Write out the whole of the material exactly.

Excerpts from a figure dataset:
------

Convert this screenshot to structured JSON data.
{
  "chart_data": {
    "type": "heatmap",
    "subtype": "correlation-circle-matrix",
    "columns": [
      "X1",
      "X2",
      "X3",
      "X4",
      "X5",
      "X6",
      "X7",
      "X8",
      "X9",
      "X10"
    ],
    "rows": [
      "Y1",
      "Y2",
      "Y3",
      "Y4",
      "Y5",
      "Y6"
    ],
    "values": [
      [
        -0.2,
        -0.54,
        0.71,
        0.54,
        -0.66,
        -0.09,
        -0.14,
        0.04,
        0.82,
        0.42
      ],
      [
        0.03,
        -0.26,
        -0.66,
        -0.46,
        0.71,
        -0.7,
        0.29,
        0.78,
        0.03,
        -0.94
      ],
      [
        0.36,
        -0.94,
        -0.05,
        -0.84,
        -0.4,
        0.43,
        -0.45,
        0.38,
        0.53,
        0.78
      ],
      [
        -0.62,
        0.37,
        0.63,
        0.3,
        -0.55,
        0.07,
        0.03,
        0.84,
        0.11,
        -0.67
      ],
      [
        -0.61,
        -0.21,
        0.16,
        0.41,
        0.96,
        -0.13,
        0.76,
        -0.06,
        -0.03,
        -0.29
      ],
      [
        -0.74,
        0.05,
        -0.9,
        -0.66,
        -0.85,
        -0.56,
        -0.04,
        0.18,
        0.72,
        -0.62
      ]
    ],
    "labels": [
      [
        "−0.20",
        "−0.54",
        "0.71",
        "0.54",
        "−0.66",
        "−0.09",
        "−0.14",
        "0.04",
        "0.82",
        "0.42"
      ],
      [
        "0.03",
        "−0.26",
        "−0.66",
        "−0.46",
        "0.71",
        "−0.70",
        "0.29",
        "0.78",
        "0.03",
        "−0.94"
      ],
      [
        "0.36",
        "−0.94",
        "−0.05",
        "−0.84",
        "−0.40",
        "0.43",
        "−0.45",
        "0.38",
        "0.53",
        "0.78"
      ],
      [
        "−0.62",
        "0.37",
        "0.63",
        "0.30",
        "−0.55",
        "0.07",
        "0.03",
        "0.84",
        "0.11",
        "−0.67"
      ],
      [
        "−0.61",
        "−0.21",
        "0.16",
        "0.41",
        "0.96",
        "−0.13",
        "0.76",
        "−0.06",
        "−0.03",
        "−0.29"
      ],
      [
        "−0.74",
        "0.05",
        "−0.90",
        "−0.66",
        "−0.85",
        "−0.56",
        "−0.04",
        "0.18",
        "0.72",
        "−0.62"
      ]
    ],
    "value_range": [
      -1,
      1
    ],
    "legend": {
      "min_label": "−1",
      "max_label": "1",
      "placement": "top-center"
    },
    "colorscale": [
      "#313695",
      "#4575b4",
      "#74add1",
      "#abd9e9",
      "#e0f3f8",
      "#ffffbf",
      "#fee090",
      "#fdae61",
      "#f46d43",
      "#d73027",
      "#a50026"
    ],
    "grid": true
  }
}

------

→ **SOLUTION TO THE PROBLEM**:
Convert this screenshot to structured JSON data.
{
  "chart_data": {
    "type": "heatmap",
    "subtype": "correlation-circle-matrix",
    "columns": [
      "X1",
      "X2",
      "X3",
      "X4",
      "X5",
      "X6",
      "X7",
      "X8",
      "X9",
      "X10"
    ],
    "rows": [
      "Y1",
      "Y2",
      "Y3",
      "Y4",
      "Y5",
      "Y6"
    ],
    "values": [
      [
        -0.2,
        -0.54,
        0.71,
        0.54,
        -0.66,
        -0.09,
        -0.14,
        0.04,
        0.82,
        0.42
      ],
      [
        0.03,
        -0.26,
        -0.66,
        -0.46,
        0.71,
        -0.7,
        0.29,
        0.78,
        0.03,
        -0.94
      ],
      [
        0.36,
        -0.94,
        -0.05,
        -0.84,
        -0.4,
        0.43,
        -0.45,
        0.38,
        0.53,
        0.78
      ],
      [
        -0.62,
        0.37,
        0.63,
        0.3,
        -0.55,
        0.07,
        0.03,
        0.84,
        0.11,
        -0.67
      ],
      [
        -0.61,
        -0.21,
        0.16,
        0.41,
        0.96,
        -0.13,
        0.76,
        -0.06,
        -0.03,
        -0.29
      ],
      [
        -0.74,
        0.05,
        -0.9,
        -0.66,
        -0.85,
        -0.56,
        -0.04,
        0.18,
        0.72,
        -0.62
      ]
    ],
    "labels": [
      [
        "−0.20",
        "−0.54",
        "0.71",
        "0.54",
        "−0.66",
        "−0.09",
        "−0.14",
        "0.04",
        "0.82",
        "0.42"
      ],
      [
        "0.03",
        "−0.26",
        "−0.66",
        "−0.46",
        "0.71",
        "−0.70",
        "0.29",
        "0.78",
        "0.03",
        "−0.94"
      ],
      [
        "0.36",
        "−0.94",
        "−0.05",
        "−0.84",
        "−0.40",
        "0.43",
        "−0.45",
        "0.38",
        "0.53",
        "0.78"
      ],
      [
        "−0.62",
        "0.37",
        "0.63",
        "0.30",
        "−0.55",
        "0.07",
        "0.03",
        "0.84",
        "0.11",
        "−0.67"
      ],
      [
        "−0.61",
        "−0.21",
        "0.16",
        "0.41",
        "0.96",
        "−0.13",
        "0.76",
        "−0.06",
        "−0.03",
        "−0.29"
      ],
      [
        "−0.74",
        "0.05",
        "−0.90",
        "−0.66",
        "−0.85",
        "−0.56",
        "−0.04",
        "0.18",
        "0.72",
        "−0.62"
      ]
    ],
    "value_range": [
      -1,
      1
    ],
    "legend": {
      "min_label": "−1",
      "max_label": "1",
      "placement": "top-center"
    },
    "colorscale": [
      "#313695",
      "#4575b4",
      "#74add1",
      "#abd9e9",
      "#e0f3f8",
      "#ffffbf",
      "#fee090",
      "#fdae61",
      "#f46d43",
      "#d73027",
      "#a50026"
    ],
    "grid": true
  }
}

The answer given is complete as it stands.